• **SUPPLIED DATA**
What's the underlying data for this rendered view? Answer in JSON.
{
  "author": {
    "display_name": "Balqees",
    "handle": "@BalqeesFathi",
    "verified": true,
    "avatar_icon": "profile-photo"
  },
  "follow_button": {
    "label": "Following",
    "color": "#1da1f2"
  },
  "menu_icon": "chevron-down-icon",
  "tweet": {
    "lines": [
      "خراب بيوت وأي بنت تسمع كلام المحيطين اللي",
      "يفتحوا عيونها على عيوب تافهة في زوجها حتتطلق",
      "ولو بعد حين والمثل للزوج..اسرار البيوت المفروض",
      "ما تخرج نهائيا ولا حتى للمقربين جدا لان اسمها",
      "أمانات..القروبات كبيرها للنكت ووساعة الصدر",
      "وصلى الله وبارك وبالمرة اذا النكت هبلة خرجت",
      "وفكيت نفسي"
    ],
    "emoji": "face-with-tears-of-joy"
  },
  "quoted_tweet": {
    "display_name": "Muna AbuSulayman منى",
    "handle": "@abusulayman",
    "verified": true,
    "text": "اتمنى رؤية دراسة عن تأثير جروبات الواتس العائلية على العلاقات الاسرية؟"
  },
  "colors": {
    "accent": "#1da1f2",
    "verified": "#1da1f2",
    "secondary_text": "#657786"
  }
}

• **SET PROBLEM**
Print the records once more, exactly as they were given.

• **RESULT OF THIS TASK**
What's the underlying data for this rendered view? Answer in JSON.
{
  "author": {
    "display_name": "Balqees",
    "handle": "@BalqeesFathi",
    "verified": true,
    "avatar_icon": "profile-photo"
  },
  "follow_button": {
    "label": "Following",
    "color": "#1da1f2"
  },
  "menu_icon": "chevron-down-icon",
  "tweet": {
    "lines": [
      "خراب بيوت وأي بنت تسمع كلام المحيطين اللي",
      "يفتحوا عيونها على عيوب تافهة في زوجها حتتطلق",
      "ولو بعد حين والمثل للزوج..اسرار البيوت المفروض",
      "ما تخرج نهائيا ولا حتى للمقربين جدا لان اسمها",
      "أمانات..القروبات كبيرها للنكت ووساعة الصدر",
      "وصلى الله وبارك وبالمرة اذا النكت هبلة خرجت",
      "وفكيت نفسي"
    ],
    "emoji": "face-with-tears-of-joy"
  },
  "quoted_tweet": {
    "display_name": "Muna AbuSulayman منى",
    "handle": "@abusulayman",
    "verified": true,
    "text": "اتمنى رؤية دراسة عن تأثير جروبات الواتس العائلية على العلاقات الاسرية؟"
  },
  "colors": {
    "accent": "#1da1f2",
    "verified": "#1da1f2",
    "secondary_text": "#657786"
  }
}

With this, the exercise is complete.